- [WHAT IS ASKED] Pull every "screenshot" line out of the data below.

- [A run of records]
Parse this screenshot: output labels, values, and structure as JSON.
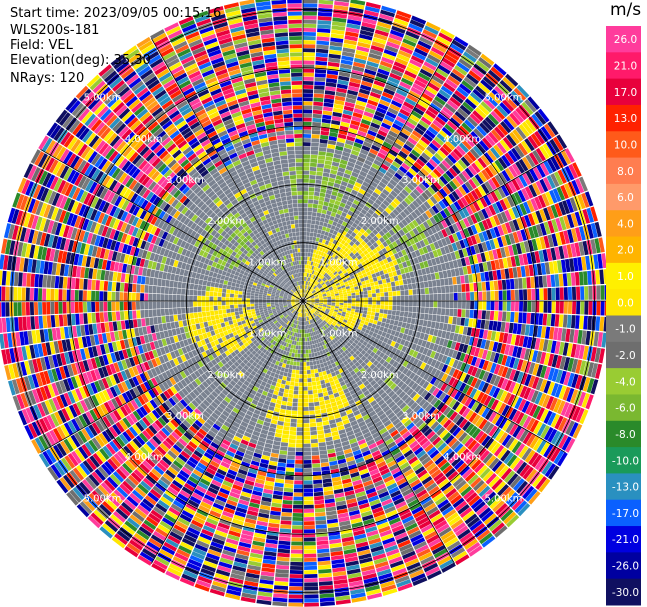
{
  "header": {
    "start_time": "Start time: 2023/09/05 00:15:16",
    "instrument": "WLS200s-181",
    "field": "Field: VEL",
    "elevation": "Elevation(deg): 35.30",
    "nrays": "NRays: 120"
  },
  "colorbar": {
    "unit": "m/s",
    "ticks": [
      "26.0",
      "21.0",
      "17.0",
      "13.0",
      "10.0",
      "8.0",
      "6.0",
      "4.0",
      "2.0",
      "1.0",
      "0.0",
      "-1.0",
      "-2.0",
      "-4.0",
      "-6.0",
      "-8.0",
      "-10.0",
      "-13.0",
      "-17.0",
      "-21.0",
      "-26.0",
      "-30.0"
    ],
    "bands": [
      "#ff3c9c",
      "#ff1a6a",
      "#e8003c",
      "#ff2200",
      "#ff5a1a",
      "#ff7d50",
      "#ff9a6a",
      "#ff9e18",
      "#ffb400",
      "#fff000",
      "#ffe600",
      "#7a7a7a",
      "#6e6e6e",
      "#99cc33",
      "#7ab830",
      "#2a8a2a",
      "#1a9a5a",
      "#2a90c0",
      "#0a60ff",
      "#0000e0",
      "#0000a0",
      "#101060"
    ]
  },
  "range_labels": [
    "1.00km",
    "2.00km",
    "3.00km",
    "4.00km",
    "5.00km"
  ],
  "chart_data": {
    "type": "ppi",
    "title": "",
    "field": "VEL",
    "unit": "m/s",
    "elevation_deg": 35.3,
    "n_rays": 120,
    "range_rings_km": [
      1,
      2,
      3,
      4,
      5
    ],
    "max_range_km": 5.2,
    "azimuth_spokes_deg": [
      0,
      30,
      60,
      90,
      120,
      150,
      180,
      210,
      240,
      270,
      300,
      330
    ],
    "colorscale": {
      "vmin": -30.0,
      "vmax": 26.0,
      "ticks": [
        26.0,
        21.0,
        17.0,
        13.0,
        10.0,
        8.0,
        6.0,
        4.0,
        2.0,
        1.0,
        0.0,
        -1.0,
        -2.0,
        -4.0,
        -6.0,
        -8.0,
        -10.0,
        -13.0,
        -17.0,
        -21.0,
        -26.0,
        -30.0
      ]
    },
    "regions": [
      {
        "description": "near-zero velocities (grey) dominate inside ~2.6 km",
        "value": 0.0
      },
      {
        "description": "positive velocities (yellow ~1-2 m/s) north-east, south and west patches",
        "value": 1.5
      },
      {
        "description": "negative velocities (light green ~-1 to -2 m/s) scattered inner region",
        "value": -1.5
      },
      {
        "description": "noisy random velocities beyond ~2.8 km",
        "value": "noise"
      }
    ]
  }
}
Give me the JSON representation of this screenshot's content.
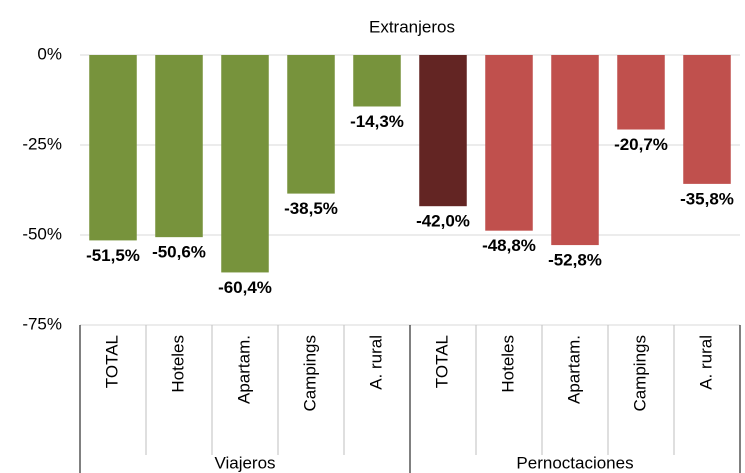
{
  "chart_data": {
    "type": "bar",
    "title": "Extranjeros",
    "ylim": [
      -75,
      0
    ],
    "yticks": [
      {
        "value": 0,
        "label": "0%"
      },
      {
        "value": -25,
        "label": "-25%"
      },
      {
        "value": -50,
        "label": "-50%"
      },
      {
        "value": -75,
        "label": "-75%"
      }
    ],
    "grid": true,
    "title_color": "#5f7a2c",
    "groups": [
      {
        "label": "Viajeros",
        "categories": [
          "TOTAL",
          "Hoteles",
          "Apartam.",
          "Campings",
          "A. rural"
        ],
        "values": [
          -51.5,
          -50.6,
          -60.4,
          -38.5,
          -14.3
        ],
        "value_labels": [
          "-51,5%",
          "-50,6%",
          "-60,4%",
          "-38,5%",
          "-14,3%"
        ],
        "colors": [
          "#77933c",
          "#77933c",
          "#77933c",
          "#77933c",
          "#77933c"
        ],
        "label_colors": [
          "#4f6228",
          "#4f6228",
          "#4f6228",
          "#4f6228",
          "#4f6228"
        ]
      },
      {
        "label": "Pernoctaciones",
        "categories": [
          "TOTAL",
          "Hoteles",
          "Apartam.",
          "Campings",
          "A. rural"
        ],
        "values": [
          -42.0,
          -48.8,
          -52.8,
          -20.7,
          -35.8
        ],
        "value_labels": [
          "-42,0%",
          "-48,8%",
          "-52,8%",
          "-20,7%",
          "-35,8%"
        ],
        "colors": [
          "#632523",
          "#c0504d",
          "#c0504d",
          "#c0504d",
          "#c0504d"
        ],
        "label_colors": [
          "#632523",
          "#b03c39",
          "#b03c39",
          "#b03c39",
          "#b03c39"
        ]
      }
    ]
  }
}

- [RESPONSE]
Parse this screenshot: output labels, values, and structure as JSON.
Give me the JSON representation of this screenshot's content.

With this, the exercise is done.